— Exercise task 1 —
In the interview transcript, what do people in Appalachia and the Ohio Valley take it to mean when someone looks them in the eye and shakes their hand?
— Exercise task 2 —
Reproduce the interview transcript verbatim from "We work our" to "nugget of information.".

— Extract provided —
..............................
We work our tails off, we get what we work for,
and we expect that from other people. So I guess

(10:12):
that's that's the Ohio Valley in a nutshell, as far
as I'm.

Speaker 1 (10:15):
Concerned, I drive through a Fairpoint almost every day. I
never knew that that's a that's a really nice little
nugget of information.

Speaker 2 (10:21):
That stop at the park. Uh it's actually named after
Okay Grandpa. Yeah, yeah, okay, I'm mallersti park. Wow the
but there. You know, there's many stories like that for
generations after generations of immigrants that have come into this
country and have settled and through hard work, became part
of the community. Wow.

Speaker 3 (10:43):
What challenges have you faced, say the last I don't
know they ten years. What have you seen has been
a huge challenge? And and and again I say all
your jobs here.

Speaker 2 (11:02):
I would think the biggest challenge is the gallibility of
the people that live here. We trust people, Appalachia people,
High Valley people feel if you look me in the
eye and shake my hand, you're telling me the truth.
People take advantage of that. Yeah, they do.

Speaker 1 (11:21):
They can get you in trouble sometimes.

Speaker 2 (11:22):
Yeah, And so I think that's been the biggest challenge
is trying to educate people to say, listen, just because
they say I'm here to help you doesn't mean that
they are. And so that's part of our educational programs.
..............................
— Material —
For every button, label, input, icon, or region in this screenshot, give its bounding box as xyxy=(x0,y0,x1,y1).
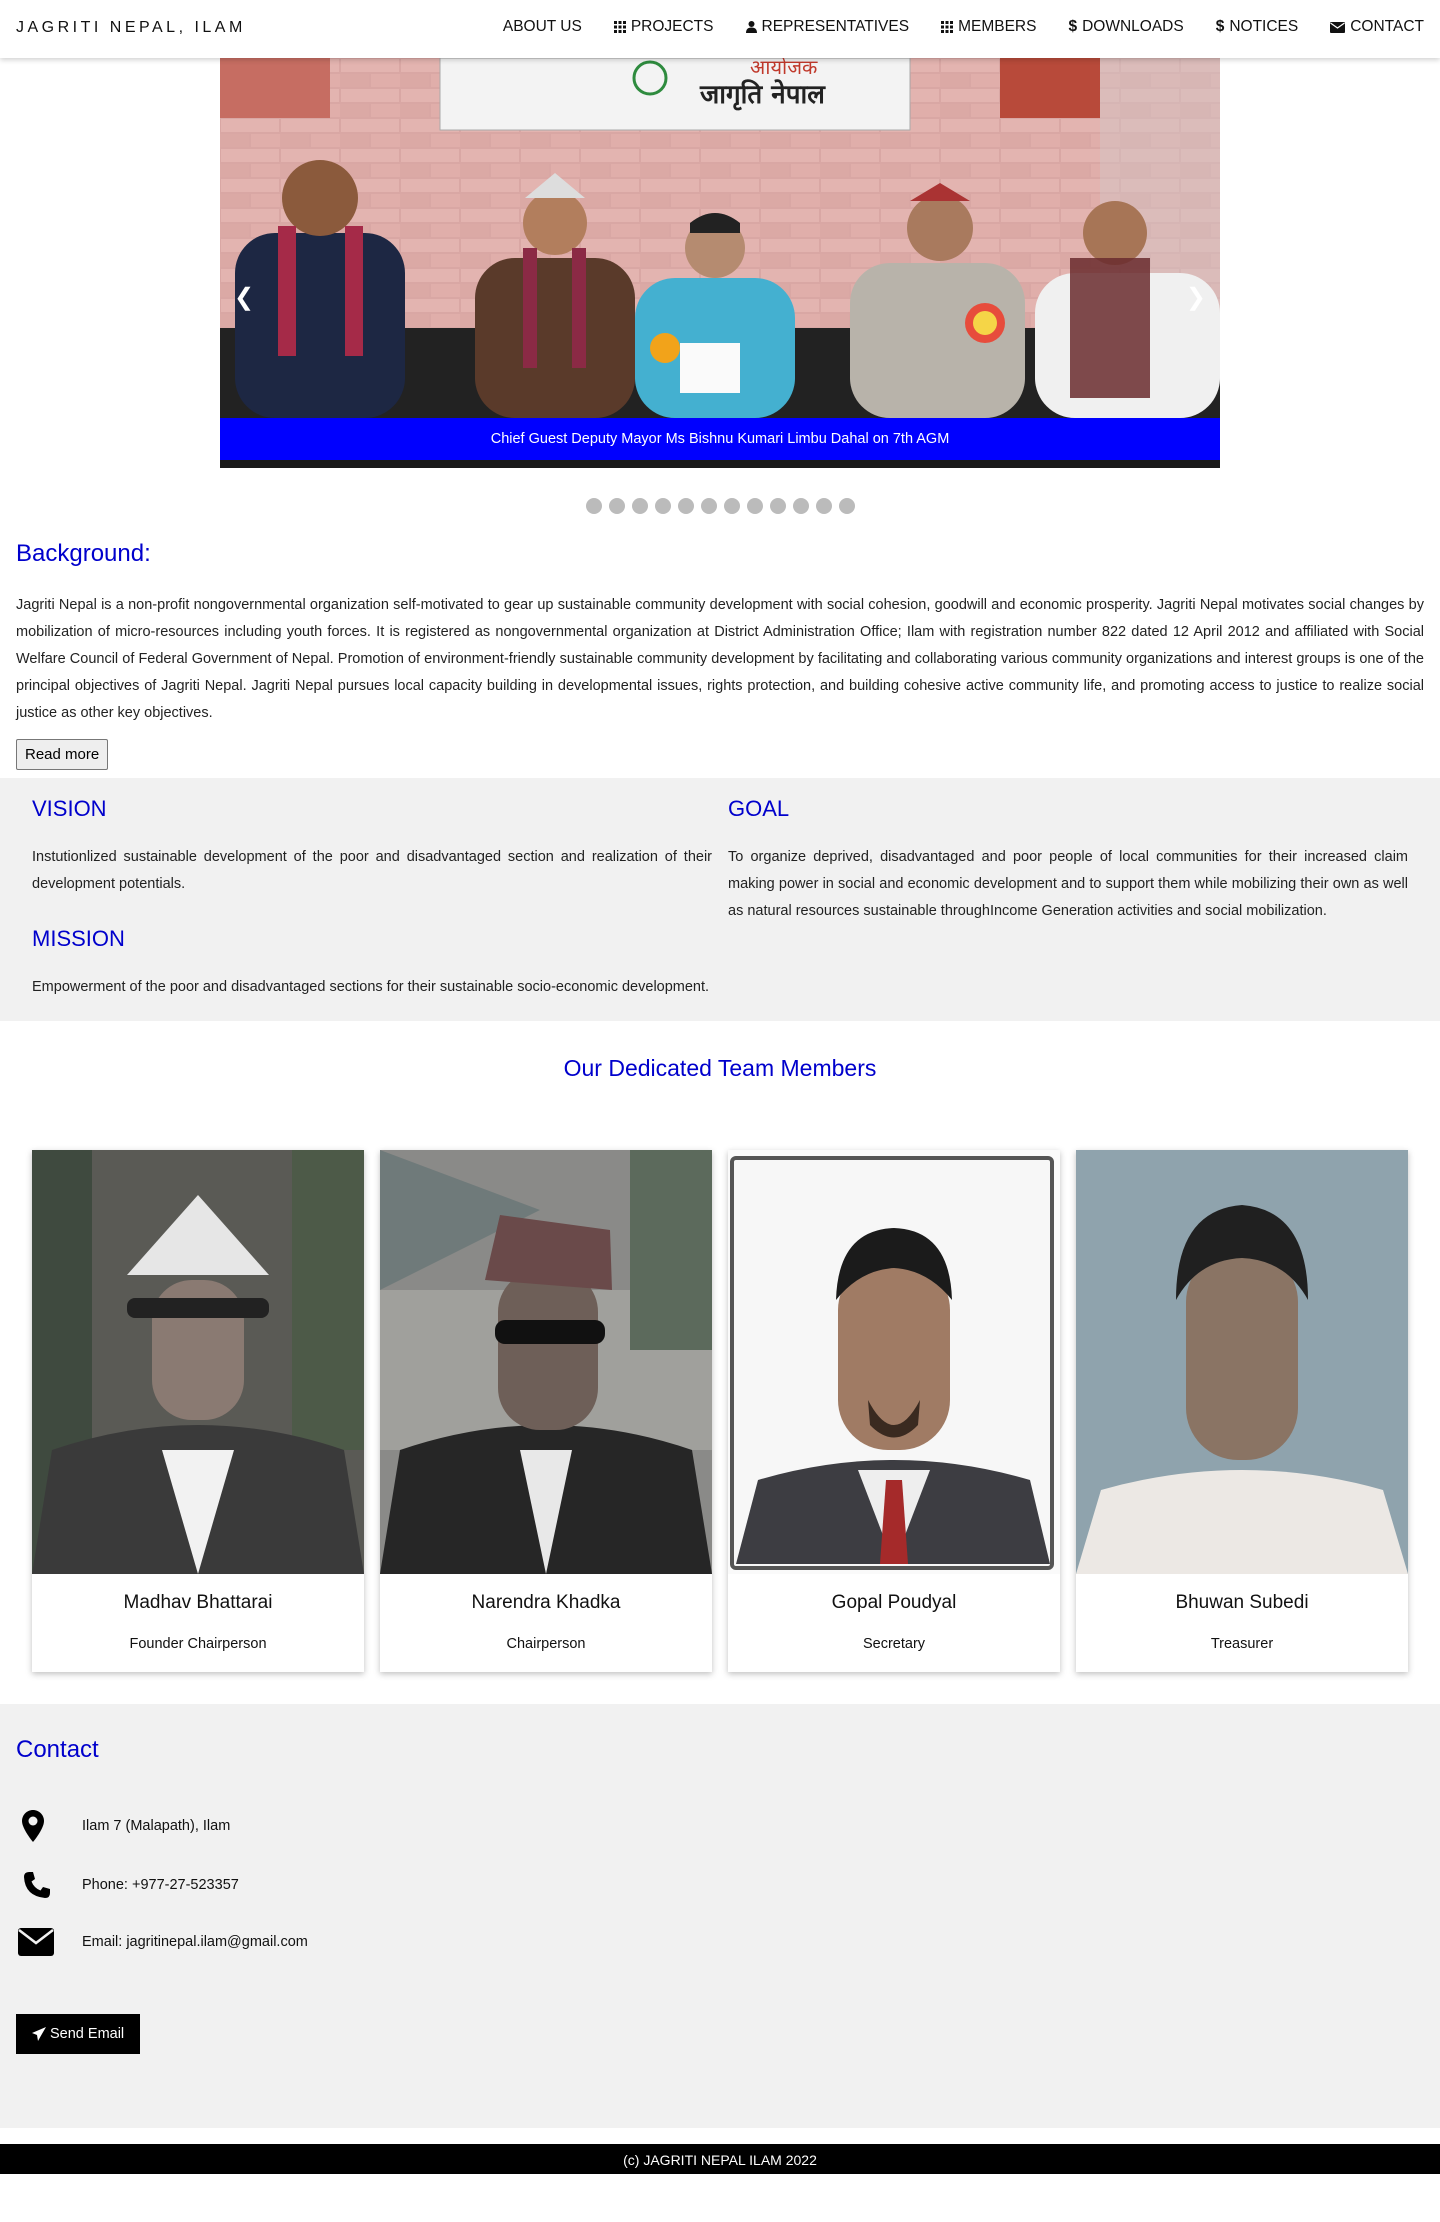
..............................
— Written solution 1 —
They take it to mean that the person is telling them the truth.

— Written solution 2 —
We work our tails off, we get what we work for,
and we expect that from other people. So I guess

(10:12):
that's that's the Ohio Valley in a nutshell, as far
as I'm.

Speaker 1 (10:15):
Concerned, I drive through a Fairpoint almost every day. I
never knew that that's a that's a really nice little
nugget of information.